Task — Exclude the pictures and reproduce the remaining data exactly as written.

Extracted data —
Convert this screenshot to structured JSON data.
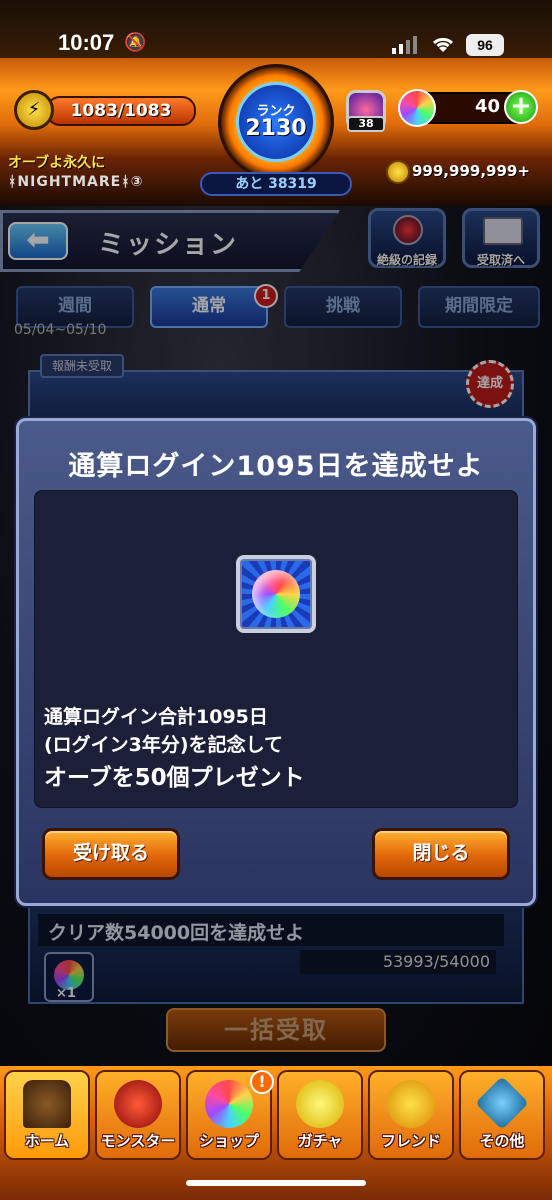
{
  "status_bar": {
    "time": "10:07",
    "battery": "96"
  },
  "header": {
    "stamina": "1083/1083",
    "rank_label": "ランク",
    "rank_value": "2130",
    "exp_to_next": "あと 38319",
    "luck_badge": "38",
    "orb_count": "40",
    "player_name": "オーブよ永久に",
    "player_title": "ᚼNIGHTMAREᚼ③",
    "coins": "999,999,999+"
  },
  "screen": {
    "title": "ミッション",
    "record_button": "絶級の記録",
    "received_button": "受取済へ"
  },
  "tabs": [
    {
      "label": "週間"
    },
    {
      "label": "通常",
      "badge": "1"
    },
    {
      "label": "挑戦"
    },
    {
      "label": "期間限定"
    }
  ],
  "date_range": "05/04~05/10",
  "unclaimed_label": "報酬未受取",
  "achieved_stamp": "達成",
  "dialog": {
    "title": "通算ログイン1095日を達成せよ",
    "desc_line1": "通算ログイン合計1095日",
    "desc_line2": "(ログイン3年分)を記念して",
    "desc_line3": "オーブを50個プレゼント",
    "receive_button": "受け取る",
    "close_button": "閉じる"
  },
  "mission_card": {
    "title": "クリア数54000回を達成せよ",
    "progress": "53993/54000",
    "reward_qty": "×1"
  },
  "claim_all_button": "一括受取",
  "nav": {
    "home": "ホーム",
    "monster": "モンスター",
    "shop": "ショップ",
    "gacha": "ガチャ",
    "friend": "フレンド",
    "other": "その他",
    "shop_badge": "!"
  }
}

Response for this exercise —
Convert this screenshot to structured JSON data.
{
  "status_bar": {
    "time": "10:07",
    "battery": "96"
  },
  "header": {
    "stamina": "1083/1083",
    "rank_label": "ランク",
    "rank_value": "2130",
    "exp_to_next": "あと 38319",
    "luck_badge": "38",
    "orb_count": "40",
    "player_name": "オーブよ永久に",
    "player_title": "ᚼNIGHTMAREᚼ③",
    "coins": "999,999,999+"
  },
  "screen": {
    "title": "ミッション",
    "record_button": "絶級の記録",
    "received_button": "受取済へ"
  },
  "tabs": [
    {
      "label": "週間"
    },
    {
      "label": "通常",
      "badge": "1"
    },
    {
      "label": "挑戦"
    },
    {
      "label": "期間限定"
    }
  ],
  "date_range": "05/04~05/10",
  "unclaimed_label": "報酬未受取",
  "achieved_stamp": "達成",
  "dialog": {
    "title": "通算ログイン1095日を達成せよ",
    "desc_line1": "通算ログイン合計1095日",
    "desc_line2": "(ログイン3年分)を記念して",
    "desc_line3": "オーブを50個プレゼント",
    "receive_button": "受け取る",
    "close_button": "閉じる"
  },
  "mission_card": {
    "title": "クリア数54000回を達成せよ",
    "progress": "53993/54000",
    "reward_qty": "×1"
  },
  "claim_all_button": "一括受取",
  "nav": {
    "home": "ホーム",
    "monster": "モンスター",
    "shop": "ショップ",
    "gacha": "ガチャ",
    "friend": "フレンド",
    "other": "その他",
    "shop_badge": "!"
  }
}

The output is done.